◆ What is asked ◆
The exercise asks for every line of the data to be reproduced exactly.
--- BEGIN ---
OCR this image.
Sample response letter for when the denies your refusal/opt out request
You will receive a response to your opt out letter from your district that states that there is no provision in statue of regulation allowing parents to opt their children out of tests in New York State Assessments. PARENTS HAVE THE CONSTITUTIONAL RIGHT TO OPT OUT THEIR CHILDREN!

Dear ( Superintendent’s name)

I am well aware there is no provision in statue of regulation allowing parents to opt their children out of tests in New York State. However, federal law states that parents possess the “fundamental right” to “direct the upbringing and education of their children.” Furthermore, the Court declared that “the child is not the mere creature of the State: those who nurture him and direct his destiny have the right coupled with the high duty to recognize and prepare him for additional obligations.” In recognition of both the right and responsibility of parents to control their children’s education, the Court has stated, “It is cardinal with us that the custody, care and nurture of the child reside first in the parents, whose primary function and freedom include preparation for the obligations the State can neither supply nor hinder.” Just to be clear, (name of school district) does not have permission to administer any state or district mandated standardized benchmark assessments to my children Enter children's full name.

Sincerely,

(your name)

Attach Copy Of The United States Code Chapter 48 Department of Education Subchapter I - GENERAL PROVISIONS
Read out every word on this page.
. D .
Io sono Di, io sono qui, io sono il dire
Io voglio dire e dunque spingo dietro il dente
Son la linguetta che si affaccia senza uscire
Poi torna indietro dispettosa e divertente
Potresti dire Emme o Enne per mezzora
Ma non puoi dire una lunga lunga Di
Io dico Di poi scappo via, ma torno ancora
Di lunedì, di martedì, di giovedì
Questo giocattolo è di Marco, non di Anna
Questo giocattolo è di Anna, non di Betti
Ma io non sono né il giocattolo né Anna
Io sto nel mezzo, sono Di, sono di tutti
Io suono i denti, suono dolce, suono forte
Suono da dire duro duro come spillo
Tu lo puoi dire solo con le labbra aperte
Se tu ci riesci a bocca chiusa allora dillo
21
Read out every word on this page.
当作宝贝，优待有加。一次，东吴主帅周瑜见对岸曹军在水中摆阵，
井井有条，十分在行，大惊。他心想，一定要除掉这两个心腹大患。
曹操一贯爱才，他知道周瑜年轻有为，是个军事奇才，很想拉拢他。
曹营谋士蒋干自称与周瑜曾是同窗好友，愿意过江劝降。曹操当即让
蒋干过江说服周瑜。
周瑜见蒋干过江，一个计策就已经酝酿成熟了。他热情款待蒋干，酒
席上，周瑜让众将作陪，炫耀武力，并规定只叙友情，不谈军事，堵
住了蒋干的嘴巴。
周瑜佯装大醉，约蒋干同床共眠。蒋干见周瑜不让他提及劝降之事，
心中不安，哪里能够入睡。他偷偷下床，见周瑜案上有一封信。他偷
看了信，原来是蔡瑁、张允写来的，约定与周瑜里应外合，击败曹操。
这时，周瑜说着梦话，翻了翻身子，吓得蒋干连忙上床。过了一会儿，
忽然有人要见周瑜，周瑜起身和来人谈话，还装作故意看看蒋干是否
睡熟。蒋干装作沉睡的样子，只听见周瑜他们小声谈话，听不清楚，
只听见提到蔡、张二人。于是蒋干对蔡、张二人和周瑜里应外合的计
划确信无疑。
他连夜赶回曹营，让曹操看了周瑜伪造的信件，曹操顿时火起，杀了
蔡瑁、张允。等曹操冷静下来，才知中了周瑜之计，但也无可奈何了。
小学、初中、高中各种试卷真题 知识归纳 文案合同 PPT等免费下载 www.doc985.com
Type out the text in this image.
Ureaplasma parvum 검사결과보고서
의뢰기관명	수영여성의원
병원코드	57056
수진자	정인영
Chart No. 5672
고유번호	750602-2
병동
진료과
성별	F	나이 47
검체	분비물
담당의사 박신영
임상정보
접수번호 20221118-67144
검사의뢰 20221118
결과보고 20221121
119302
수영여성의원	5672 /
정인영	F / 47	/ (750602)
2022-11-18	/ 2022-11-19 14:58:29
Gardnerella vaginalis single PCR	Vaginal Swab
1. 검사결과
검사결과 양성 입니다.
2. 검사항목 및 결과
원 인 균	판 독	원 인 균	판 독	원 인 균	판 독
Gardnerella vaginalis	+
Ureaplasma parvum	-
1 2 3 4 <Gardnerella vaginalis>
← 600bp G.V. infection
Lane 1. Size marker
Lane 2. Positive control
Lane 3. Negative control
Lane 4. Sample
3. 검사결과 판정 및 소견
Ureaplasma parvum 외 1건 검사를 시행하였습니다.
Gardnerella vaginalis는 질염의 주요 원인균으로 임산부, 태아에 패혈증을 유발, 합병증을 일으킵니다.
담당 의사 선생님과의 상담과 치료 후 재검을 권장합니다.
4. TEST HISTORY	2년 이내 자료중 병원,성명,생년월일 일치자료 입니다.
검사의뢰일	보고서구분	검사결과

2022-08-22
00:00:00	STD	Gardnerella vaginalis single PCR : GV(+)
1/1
--- END ---
◆ Complete output ◆
OCR this image.
Sample response letter for when the denies your refusal/opt out request
You will receive a response to your opt out letter from your district that states that there is no provision in statue of regulation allowing parents to opt their children out of tests in New York State Assessments. PARENTS HAVE THE CONSTITUTIONAL RIGHT TO OPT OUT THEIR CHILDREN!

Dear ( Superintendent’s name)

I am well aware there is no provision in statue of regulation allowing parents to opt their children out of tests in New York State. However, federal law states that parents possess the “fundamental right” to “direct the upbringing and education of their children.” Furthermore, the Court declared that “the child is not the mere creature of the State: those who nurture him and direct his destiny have the right coupled with the high duty to recognize and prepare him for additional obligations.” In recognition of both the right and responsibility of parents to control their children’s education, the Court has stated, “It is cardinal with us that the custody, care and nurture of the child reside first in the parents, whose primary function and freedom include preparation for the obligations the State can neither supply nor hinder.” Just to be clear, (name of school district) does not have permission to administer any state or district mandated standardized benchmark assessments to my children Enter children's full name.

Sincerely,

(your name)

Attach Copy Of The United States Code Chapter 48 Department of Education Subchapter I - GENERAL PROVISIONS
Read out every word on this page.
. D .
Io sono Di, io sono qui, io sono il dire
Io voglio dire e dunque spingo dietro il dente
Son la linguetta che si affaccia senza uscire
Poi torna indietro dispettosa e divertente
Potresti dire Emme o Enne per mezzora
Ma non puoi dire una lunga lunga Di
Io dico Di poi scappo via, ma torno ancora
Di lunedì, di martedì, di giovedì
Questo giocattolo è di Marco, non di Anna
Questo giocattolo è di Anna, non di Betti
Ma io non sono né il giocattolo né Anna
Io sto nel mezzo, sono Di, sono di tutti
Io suono i denti, suono dolce, suono forte
Suono da dire duro duro come spillo
Tu lo puoi dire solo con le labbra aperte
Se tu ci riesci a bocca chiusa allora dillo
21
Read out every word on this page.
当作宝贝，优待有加。一次，东吴主帅周瑜见对岸曹军在水中摆阵，
井井有条，十分在行，大惊。他心想，一定要除掉这两个心腹大患。
曹操一贯爱才，他知道周瑜年轻有为，是个军事奇才，很想拉拢他。
曹营谋士蒋干自称与周瑜曾是同窗好友，愿意过江劝降。曹操当即让
蒋干过江说服周瑜。
周瑜见蒋干过江，一个计策就已经酝酿成熟了。他热情款待蒋干，酒
席上，周瑜让众将作陪，炫耀武力，并规定只叙友情，不谈军事，堵
住了蒋干的嘴巴。
周瑜佯装大醉，约蒋干同床共眠。蒋干见周瑜不让他提及劝降之事，
心中不安，哪里能够入睡。他偷偷下床，见周瑜案上有一封信。他偷
看了信，原来是蔡瑁、张允写来的，约定与周瑜里应外合，击败曹操。
这时，周瑜说着梦话，翻了翻身子，吓得蒋干连忙上床。过了一会儿，
忽然有人要见周瑜，周瑜起身和来人谈话，还装作故意看看蒋干是否
睡熟。蒋干装作沉睡的样子，只听见周瑜他们小声谈话，听不清楚，
只听见提到蔡、张二人。于是蒋干对蔡、张二人和周瑜里应外合的计
划确信无疑。
他连夜赶回曹营，让曹操看了周瑜伪造的信件，曹操顿时火起，杀了
蔡瑁、张允。等曹操冷静下来，才知中了周瑜之计，但也无可奈何了。
小学、初中、高中各种试卷真题 知识归纳 文案合同 PPT等免费下载 www.doc985.com
Type out the text in this image.
Ureaplasma parvum 검사결과보고서
의뢰기관명	수영여성의원
병원코드	57056
수진자	정인영
Chart No. 5672
고유번호	750602-2
병동
진료과
성별	F	나이 47
검체	분비물
담당의사 박신영
임상정보
접수번호 20221118-67144
검사의뢰 20221118
결과보고 20221121
119302
수영여성의원	5672 /
정인영	F / 47	/ (750602)
2022-11-18	/ 2022-11-19 14:58:29
Gardnerella vaginalis single PCR	Vaginal Swab
1. 검사결과
검사결과 양성 입니다.
2. 검사항목 및 결과
원 인 균	판 독	원 인 균	판 독	원 인 균	판 독
Gardnerella vaginalis	+
Ureaplasma parvum	-
1 2 3 4 <Gardnerella vaginalis>
← 600bp G.V. infection
Lane 1. Size marker
Lane 2. Positive control
Lane 3. Negative control
Lane 4. Sample
3. 검사결과 판정 및 소견
Ureaplasma parvum 외 1건 검사를 시행하였습니다.
Gardnerella vaginalis는 질염의 주요 원인균으로 임산부, 태아에 패혈증을 유발, 합병증을 일으킵니다.
담당 의사 선생님과의 상담과 치료 후 재검을 권장합니다.
4. TEST HISTORY	2년 이내 자료중 병원,성명,생년월일 일치자료 입니다.
검사의뢰일	보고서구분	검사결과

2022-08-22
00:00:00	STD	Gardnerella vaginalis single PCR : GV(+)
1/1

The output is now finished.